:: Stated goal ::
Repeat the listing in full, exactly as it stands.

--- Begin ---

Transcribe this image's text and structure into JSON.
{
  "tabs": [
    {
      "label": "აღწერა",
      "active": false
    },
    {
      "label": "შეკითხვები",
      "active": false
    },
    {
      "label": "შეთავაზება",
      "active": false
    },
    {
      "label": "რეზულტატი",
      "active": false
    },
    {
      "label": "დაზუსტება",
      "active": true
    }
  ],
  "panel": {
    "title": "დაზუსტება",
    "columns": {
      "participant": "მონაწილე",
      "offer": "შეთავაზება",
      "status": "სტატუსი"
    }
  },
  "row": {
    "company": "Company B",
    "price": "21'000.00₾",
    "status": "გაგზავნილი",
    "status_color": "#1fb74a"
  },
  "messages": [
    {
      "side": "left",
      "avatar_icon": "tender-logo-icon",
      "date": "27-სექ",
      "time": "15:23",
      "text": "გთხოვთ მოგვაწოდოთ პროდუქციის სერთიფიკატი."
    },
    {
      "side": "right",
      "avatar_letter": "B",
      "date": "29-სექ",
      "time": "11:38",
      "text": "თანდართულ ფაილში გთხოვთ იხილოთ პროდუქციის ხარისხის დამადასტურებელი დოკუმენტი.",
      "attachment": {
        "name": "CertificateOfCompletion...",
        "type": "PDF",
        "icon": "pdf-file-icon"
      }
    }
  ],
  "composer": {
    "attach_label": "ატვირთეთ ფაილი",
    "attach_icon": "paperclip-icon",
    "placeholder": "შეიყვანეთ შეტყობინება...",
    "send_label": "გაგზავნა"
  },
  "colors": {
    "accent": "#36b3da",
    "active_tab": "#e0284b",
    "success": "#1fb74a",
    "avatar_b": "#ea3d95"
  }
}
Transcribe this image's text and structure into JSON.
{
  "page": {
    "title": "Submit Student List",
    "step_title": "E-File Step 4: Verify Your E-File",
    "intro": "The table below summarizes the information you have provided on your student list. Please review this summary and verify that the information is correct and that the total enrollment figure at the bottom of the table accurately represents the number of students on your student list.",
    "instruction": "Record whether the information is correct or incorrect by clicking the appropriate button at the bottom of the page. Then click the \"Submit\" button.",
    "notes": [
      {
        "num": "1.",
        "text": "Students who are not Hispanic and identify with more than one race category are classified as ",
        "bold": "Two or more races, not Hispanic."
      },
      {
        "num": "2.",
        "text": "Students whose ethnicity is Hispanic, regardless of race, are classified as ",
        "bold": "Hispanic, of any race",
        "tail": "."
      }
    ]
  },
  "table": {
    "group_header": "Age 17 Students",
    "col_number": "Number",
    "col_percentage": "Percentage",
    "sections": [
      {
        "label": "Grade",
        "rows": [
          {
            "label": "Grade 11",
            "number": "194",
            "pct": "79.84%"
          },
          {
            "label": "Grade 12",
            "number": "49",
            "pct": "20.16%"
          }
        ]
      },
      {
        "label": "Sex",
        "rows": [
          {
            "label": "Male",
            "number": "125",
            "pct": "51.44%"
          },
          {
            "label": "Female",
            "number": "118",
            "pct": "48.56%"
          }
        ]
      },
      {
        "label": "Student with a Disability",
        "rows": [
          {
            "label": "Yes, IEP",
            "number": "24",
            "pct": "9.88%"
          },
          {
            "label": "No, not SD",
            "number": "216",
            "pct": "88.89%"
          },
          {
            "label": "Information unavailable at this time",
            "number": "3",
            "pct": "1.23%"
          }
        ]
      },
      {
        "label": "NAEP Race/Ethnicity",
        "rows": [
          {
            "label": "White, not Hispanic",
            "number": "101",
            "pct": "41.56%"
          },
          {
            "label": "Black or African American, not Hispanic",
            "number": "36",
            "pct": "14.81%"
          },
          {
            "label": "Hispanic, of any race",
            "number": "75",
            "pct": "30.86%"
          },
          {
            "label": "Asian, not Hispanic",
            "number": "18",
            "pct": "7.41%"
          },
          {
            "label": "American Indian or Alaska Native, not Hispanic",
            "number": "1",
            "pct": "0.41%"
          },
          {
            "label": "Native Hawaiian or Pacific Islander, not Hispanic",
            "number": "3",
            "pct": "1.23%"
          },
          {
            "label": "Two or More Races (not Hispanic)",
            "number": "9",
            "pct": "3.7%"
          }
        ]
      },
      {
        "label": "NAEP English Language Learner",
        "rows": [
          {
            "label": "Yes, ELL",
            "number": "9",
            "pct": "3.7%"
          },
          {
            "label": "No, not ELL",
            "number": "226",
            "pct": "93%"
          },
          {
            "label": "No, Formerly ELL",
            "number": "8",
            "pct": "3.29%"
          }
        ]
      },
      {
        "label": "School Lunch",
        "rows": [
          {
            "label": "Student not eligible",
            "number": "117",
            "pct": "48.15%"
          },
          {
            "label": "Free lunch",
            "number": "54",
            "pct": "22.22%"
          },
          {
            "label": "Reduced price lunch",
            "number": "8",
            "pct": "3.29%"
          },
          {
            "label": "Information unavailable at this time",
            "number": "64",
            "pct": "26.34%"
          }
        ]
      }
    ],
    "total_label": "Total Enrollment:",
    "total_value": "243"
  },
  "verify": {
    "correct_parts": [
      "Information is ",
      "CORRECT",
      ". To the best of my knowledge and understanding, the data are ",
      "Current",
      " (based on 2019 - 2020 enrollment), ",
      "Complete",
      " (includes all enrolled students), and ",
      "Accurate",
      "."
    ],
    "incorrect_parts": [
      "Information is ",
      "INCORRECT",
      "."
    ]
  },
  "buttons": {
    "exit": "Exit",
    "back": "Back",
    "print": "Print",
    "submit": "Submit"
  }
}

--- End ---

:: Answer in full ::
Transcribe this image's text and structure into JSON.
{
  "tabs": [
    {
      "label": "აღწერა",
      "active": false
    },
    {
      "label": "შეკითხვები",
      "active": false
    },
    {
      "label": "შეთავაზება",
      "active": false
    },
    {
      "label": "რეზულტატი",
      "active": false
    },
    {
      "label": "დაზუსტება",
      "active": true
    }
  ],
  "panel": {
    "title": "დაზუსტება",
    "columns": {
      "participant": "მონაწილე",
      "offer": "შეთავაზება",
      "status": "სტატუსი"
    }
  },
  "row": {
    "company": "Company B",
    "price": "21'000.00₾",
    "status": "გაგზავნილი",
    "status_color": "#1fb74a"
  },
  "messages": [
    {
      "side": "left",
      "avatar_icon": "tender-logo-icon",
      "date": "27-სექ",
      "time": "15:23",
      "text": "გთხოვთ მოგვაწოდოთ პროდუქციის სერთიფიკატი."
    },
    {
      "side": "right",
      "avatar_letter": "B",
      "date": "29-სექ",
      "time": "11:38",
      "text": "თანდართულ ფაილში გთხოვთ იხილოთ პროდუქციის ხარისხის დამადასტურებელი დოკუმენტი.",
      "attachment": {
        "name": "CertificateOfCompletion...",
        "type": "PDF",
        "icon": "pdf-file-icon"
      }
    }
  ],
  "composer": {
    "attach_label": "ატვირთეთ ფაილი",
    "attach_icon": "paperclip-icon",
    "placeholder": "შეიყვანეთ შეტყობინება...",
    "send_label": "გაგზავნა"
  },
  "colors": {
    "accent": "#36b3da",
    "active_tab": "#e0284b",
    "success": "#1fb74a",
    "avatar_b": "#ea3d95"
  }
}
Transcribe this image's text and structure into JSON.
{
  "page": {
    "title": "Submit Student List",
    "step_title": "E-File Step 4: Verify Your E-File",
    "intro": "The table below summarizes the information you have provided on your student list. Please review this summary and verify that the information is correct and that the total enrollment figure at the bottom of the table accurately represents the number of students on your student list.",
    "instruction": "Record whether the information is correct or incorrect by clicking the appropriate button at the bottom of the page. Then click the \"Submit\" button.",
    "notes": [
      {
        "num": "1.",
        "text": "Students who are not Hispanic and identify with more than one race category are classified as ",
        "bold": "Two or more races, not Hispanic."
      },
      {
        "num": "2.",
        "text": "Students whose ethnicity is Hispanic, regardless of race, are classified as ",
        "bold": "Hispanic, of any race",
        "tail": "."
      }
    ]
  },
  "table": {
    "group_header": "Age 17 Students",
    "col_number": "Number",
    "col_percentage": "Percentage",
    "sections": [
      {
        "label": "Grade",
        "rows": [
          {
            "label": "Grade 11",
            "number": "194",
            "pct": "79.84%"
          },
          {
            "label": "Grade 12",
            "number": "49",
            "pct": "20.16%"
          }
        ]
      },
      {
        "label": "Sex",
        "rows": [
          {
            "label": "Male",
            "number": "125",
            "pct": "51.44%"
          },
          {
            "label": "Female",
            "number": "118",
            "pct": "48.56%"
          }
        ]
      },
      {
        "label": "Student with a Disability",
        "rows": [
          {
            "label": "Yes, IEP",
            "number": "24",
            "pct": "9.88%"
          },
          {
            "label": "No, not SD",
            "number": "216",
            "pct": "88.89%"
          },
          {
            "label": "Information unavailable at this time",
            "number": "3",
            "pct": "1.23%"
          }
        ]
      },
      {
        "label": "NAEP Race/Ethnicity",
        "rows": [
          {
            "label": "White, not Hispanic",
            "number": "101",
            "pct": "41.56%"
          },
          {
            "label": "Black or African American, not Hispanic",
            "number": "36",
            "pct": "14.81%"
          },
          {
            "label": "Hispanic, of any race",
            "number": "75",
            "pct": "30.86%"
          },
          {
            "label": "Asian, not Hispanic",
            "number": "18",
            "pct": "7.41%"
          },
          {
            "label": "American Indian or Alaska Native, not Hispanic",
            "number": "1",
            "pct": "0.41%"
          },
          {
            "label": "Native Hawaiian or Pacific Islander, not Hispanic",
            "number": "3",
            "pct": "1.23%"
          },
          {
            "label": "Two or More Races (not Hispanic)",
            "number": "9",
            "pct": "3.7%"
          }
        ]
      },
      {
        "label": "NAEP English Language Learner",
        "rows": [
          {
            "label": "Yes, ELL",
            "number": "9",
            "pct": "3.7%"
          },
          {
            "label": "No, not ELL",
            "number": "226",
            "pct": "93%"
          },
          {
            "label": "No, Formerly ELL",
            "number": "8",
            "pct": "3.29%"
          }
        ]
      },
      {
        "label": "School Lunch",
        "rows": [
          {
            "label": "Student not eligible",
            "number": "117",
            "pct": "48.15%"
          },
          {
            "label": "Free lunch",
            "number": "54",
            "pct": "22.22%"
          },
          {
            "label": "Reduced price lunch",
            "number": "8",
            "pct": "3.29%"
          },
          {
            "label": "Information unavailable at this time",
            "number": "64",
            "pct": "26.34%"
          }
        ]
      }
    ],
    "total_label": "Total Enrollment:",
    "total_value": "243"
  },
  "verify": {
    "correct_parts": [
      "Information is ",
      "CORRECT",
      ". To the best of my knowledge and understanding, the data are ",
      "Current",
      " (based on 2019 - 2020 enrollment), ",
      "Complete",
      " (includes all enrolled students), and ",
      "Accurate",
      "."
    ],
    "incorrect_parts": [
      "Information is ",
      "INCORRECT",
      "."
    ]
  },
  "buttons": {
    "exit": "Exit",
    "back": "Back",
    "print": "Print",
    "submit": "Submit"
  }
}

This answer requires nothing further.